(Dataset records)
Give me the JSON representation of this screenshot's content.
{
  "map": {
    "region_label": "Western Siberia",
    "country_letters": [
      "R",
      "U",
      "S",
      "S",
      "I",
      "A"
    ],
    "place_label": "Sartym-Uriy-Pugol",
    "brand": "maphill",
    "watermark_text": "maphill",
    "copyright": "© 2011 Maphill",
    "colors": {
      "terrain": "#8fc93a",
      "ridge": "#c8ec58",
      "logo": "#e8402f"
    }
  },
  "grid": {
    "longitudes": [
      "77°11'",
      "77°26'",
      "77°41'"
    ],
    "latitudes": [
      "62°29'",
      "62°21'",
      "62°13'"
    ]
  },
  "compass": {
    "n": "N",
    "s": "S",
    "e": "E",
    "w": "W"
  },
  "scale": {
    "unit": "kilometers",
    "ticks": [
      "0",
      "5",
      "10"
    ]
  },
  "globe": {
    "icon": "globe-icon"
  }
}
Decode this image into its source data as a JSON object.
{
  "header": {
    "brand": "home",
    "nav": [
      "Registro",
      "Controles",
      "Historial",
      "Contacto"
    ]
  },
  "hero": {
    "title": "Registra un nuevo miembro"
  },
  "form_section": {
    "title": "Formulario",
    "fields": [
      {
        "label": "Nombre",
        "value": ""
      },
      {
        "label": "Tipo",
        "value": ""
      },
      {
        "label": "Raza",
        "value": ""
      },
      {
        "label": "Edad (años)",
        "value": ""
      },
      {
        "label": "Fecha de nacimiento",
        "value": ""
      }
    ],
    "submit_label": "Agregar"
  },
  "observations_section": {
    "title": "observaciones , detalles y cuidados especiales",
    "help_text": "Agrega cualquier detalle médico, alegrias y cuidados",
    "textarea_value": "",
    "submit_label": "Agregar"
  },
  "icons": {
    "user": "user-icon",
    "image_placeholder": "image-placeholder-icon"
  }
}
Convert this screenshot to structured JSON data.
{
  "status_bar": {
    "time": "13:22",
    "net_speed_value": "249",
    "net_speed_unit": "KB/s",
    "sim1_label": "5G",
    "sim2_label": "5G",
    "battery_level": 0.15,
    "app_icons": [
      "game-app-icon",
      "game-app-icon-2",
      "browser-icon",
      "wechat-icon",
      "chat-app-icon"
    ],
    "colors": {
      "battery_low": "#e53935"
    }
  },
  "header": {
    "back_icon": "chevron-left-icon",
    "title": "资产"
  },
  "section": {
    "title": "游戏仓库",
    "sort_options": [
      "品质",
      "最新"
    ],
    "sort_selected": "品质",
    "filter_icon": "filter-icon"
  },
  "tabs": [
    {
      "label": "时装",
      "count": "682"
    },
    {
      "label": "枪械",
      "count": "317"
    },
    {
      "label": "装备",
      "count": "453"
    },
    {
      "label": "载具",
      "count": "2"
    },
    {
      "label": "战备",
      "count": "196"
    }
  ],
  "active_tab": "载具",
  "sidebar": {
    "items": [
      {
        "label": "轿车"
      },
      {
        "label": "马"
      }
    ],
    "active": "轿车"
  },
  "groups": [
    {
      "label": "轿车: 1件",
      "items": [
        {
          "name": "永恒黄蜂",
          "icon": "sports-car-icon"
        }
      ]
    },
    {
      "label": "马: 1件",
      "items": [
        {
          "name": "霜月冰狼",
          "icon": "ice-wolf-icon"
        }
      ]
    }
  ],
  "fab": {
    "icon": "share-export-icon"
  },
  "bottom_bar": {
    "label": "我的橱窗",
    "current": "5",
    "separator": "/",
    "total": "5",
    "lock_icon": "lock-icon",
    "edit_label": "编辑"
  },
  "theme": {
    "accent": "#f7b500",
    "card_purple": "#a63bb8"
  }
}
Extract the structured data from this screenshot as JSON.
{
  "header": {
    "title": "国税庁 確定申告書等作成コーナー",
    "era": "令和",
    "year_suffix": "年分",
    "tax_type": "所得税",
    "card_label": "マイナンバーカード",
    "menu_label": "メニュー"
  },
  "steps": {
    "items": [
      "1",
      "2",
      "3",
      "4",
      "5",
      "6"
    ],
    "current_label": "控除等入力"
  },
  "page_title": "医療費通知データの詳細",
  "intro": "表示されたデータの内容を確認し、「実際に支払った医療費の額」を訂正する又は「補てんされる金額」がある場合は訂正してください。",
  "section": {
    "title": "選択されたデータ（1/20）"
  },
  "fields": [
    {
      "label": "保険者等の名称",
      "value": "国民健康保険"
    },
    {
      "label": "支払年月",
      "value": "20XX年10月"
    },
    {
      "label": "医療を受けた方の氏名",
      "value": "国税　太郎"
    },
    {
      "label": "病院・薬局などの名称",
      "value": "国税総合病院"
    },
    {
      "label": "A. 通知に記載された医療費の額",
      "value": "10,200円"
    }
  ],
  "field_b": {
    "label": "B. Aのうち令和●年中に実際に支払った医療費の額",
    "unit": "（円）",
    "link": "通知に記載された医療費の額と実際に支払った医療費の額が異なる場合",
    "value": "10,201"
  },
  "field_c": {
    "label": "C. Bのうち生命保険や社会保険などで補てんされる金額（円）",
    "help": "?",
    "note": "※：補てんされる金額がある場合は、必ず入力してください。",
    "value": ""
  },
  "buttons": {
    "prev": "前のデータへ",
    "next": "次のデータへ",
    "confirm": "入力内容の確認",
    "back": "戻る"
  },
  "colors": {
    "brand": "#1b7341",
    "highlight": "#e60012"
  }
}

• Aim of the exercise: Copy out all of the lines above exactly.

• Solution to the exercise:
Give me the JSON representation of this screenshot's content.
{
  "map": {
    "region_label": "Western Siberia",
    "country_letters": [
      "R",
      "U",
      "S",
      "S",
      "I",
      "A"
    ],
    "place_label": "Sartym-Uriy-Pugol",
    "brand": "maphill",
    "watermark_text": "maphill",
    "copyright": "© 2011 Maphill",
    "colors": {
      "terrain": "#8fc93a",
      "ridge": "#c8ec58",
      "logo": "#e8402f"
    }
  },
  "grid": {
    "longitudes": [
      "77°11'",
      "77°26'",
      "77°41'"
    ],
    "latitudes": [
      "62°29'",
      "62°21'",
      "62°13'"
    ]
  },
  "compass": {
    "n": "N",
    "s": "S",
    "e": "E",
    "w": "W"
  },
  "scale": {
    "unit": "kilometers",
    "ticks": [
      "0",
      "5",
      "10"
    ]
  },
  "globe": {
    "icon": "globe-icon"
  }
}
Decode this image into its source data as a JSON object.
{
  "header": {
    "brand": "home",
    "nav": [
      "Registro",
      "Controles",
      "Historial",
      "Contacto"
    ]
  },
  "hero": {
    "title": "Registra un nuevo miembro"
  },
  "form_section": {
    "title": "Formulario",
    "fields": [
      {
        "label": "Nombre",
        "value": ""
      },
      {
        "label": "Tipo",
        "value": ""
      },
      {
        "label": "Raza",
        "value": ""
      },
      {
        "label": "Edad (años)",
        "value": ""
      },
      {
        "label": "Fecha de nacimiento",
        "value": ""
      }
    ],
    "submit_label": "Agregar"
  },
  "observations_section": {
    "title": "observaciones , detalles y cuidados especiales",
    "help_text": "Agrega cualquier detalle médico, alegrias y cuidados",
    "textarea_value": "",
    "submit_label": "Agregar"
  },
  "icons": {
    "user": "user-icon",
    "image_placeholder": "image-placeholder-icon"
  }
}
Convert this screenshot to structured JSON data.
{
  "status_bar": {
    "time": "13:22",
    "net_speed_value": "249",
    "net_speed_unit": "KB/s",
    "sim1_label": "5G",
    "sim2_label": "5G",
    "battery_level": 0.15,
    "app_icons": [
      "game-app-icon",
      "game-app-icon-2",
      "browser-icon",
      "wechat-icon",
      "chat-app-icon"
    ],
    "colors": {
      "battery_low": "#e53935"
    }
  },
  "header": {
    "back_icon": "chevron-left-icon",
    "title": "资产"
  },
  "section": {
    "title": "游戏仓库",
    "sort_options": [
      "品质",
      "最新"
    ],
    "sort_selected": "品质",
    "filter_icon": "filter-icon"
  },
  "tabs": [
    {
      "label": "时装",
      "count": "682"
    },
    {
      "label": "枪械",
      "count": "317"
    },
    {
      "label": "装备",
      "count": "453"
    },
    {
      "label": "载具",
      "count": "2"
    },
    {
      "label": "战备",
      "count": "196"
    }
  ],
  "active_tab": "载具",
  "sidebar": {
    "items": [
      {
        "label": "轿车"
      },
      {
        "label": "马"
      }
    ],
    "active": "轿车"
  },
  "groups": [
    {
      "label": "轿车: 1件",
      "items": [
        {
          "name": "永恒黄蜂",
          "icon": "sports-car-icon"
        }
      ]
    },
    {
      "label": "马: 1件",
      "items": [
        {
          "name": "霜月冰狼",
          "icon": "ice-wolf-icon"
        }
      ]
    }
  ],
  "fab": {
    "icon": "share-export-icon"
  },
  "bottom_bar": {
    "label": "我的橱窗",
    "current": "5",
    "separator": "/",
    "total": "5",
    "lock_icon": "lock-icon",
    "edit_label": "编辑"
  },
  "theme": {
    "accent": "#f7b500",
    "card_purple": "#a63bb8"
  }
}
Extract the structured data from this screenshot as JSON.
{
  "header": {
    "title": "国税庁 確定申告書等作成コーナー",
    "era": "令和",
    "year_suffix": "年分",
    "tax_type": "所得税",
    "card_label": "マイナンバーカード",
    "menu_label": "メニュー"
  },
  "steps": {
    "items": [
      "1",
      "2",
      "3",
      "4",
      "5",
      "6"
    ],
    "current_label": "控除等入力"
  },
  "page_title": "医療費通知データの詳細",
  "intro": "表示されたデータの内容を確認し、「実際に支払った医療費の額」を訂正する又は「補てんされる金額」がある場合は訂正してください。",
  "section": {
    "title": "選択されたデータ（1/20）"
  },
  "fields": [
    {
      "label": "保険者等の名称",
      "value": "国民健康保険"
    },
    {
      "label": "支払年月",
      "value": "20XX年10月"
    },
    {
      "label": "医療を受けた方の氏名",
      "value": "国税　太郎"
    },
    {
      "label": "病院・薬局などの名称",
      "value": "国税総合病院"
    },
    {
      "label": "A. 通知に記載された医療費の額",
      "value": "10,200円"
    }
  ],
  "field_b": {
    "label": "B. Aのうち令和●年中に実際に支払った医療費の額",
    "unit": "（円）",
    "link": "通知に記載された医療費の額と実際に支払った医療費の額が異なる場合",
    "value": "10,201"
  },
  "field_c": {
    "label": "C. Bのうち生命保険や社会保険などで補てんされる金額（円）",
    "help": "?",
    "note": "※：補てんされる金額がある場合は、必ず入力してください。",
    "value": ""
  },
  "buttons": {
    "prev": "前のデータへ",
    "next": "次のデータへ",
    "confirm": "入力内容の確認",
    "back": "戻る"
  },
  "colors": {
    "brand": "#1b7341",
    "highlight": "#e60012"
  }
}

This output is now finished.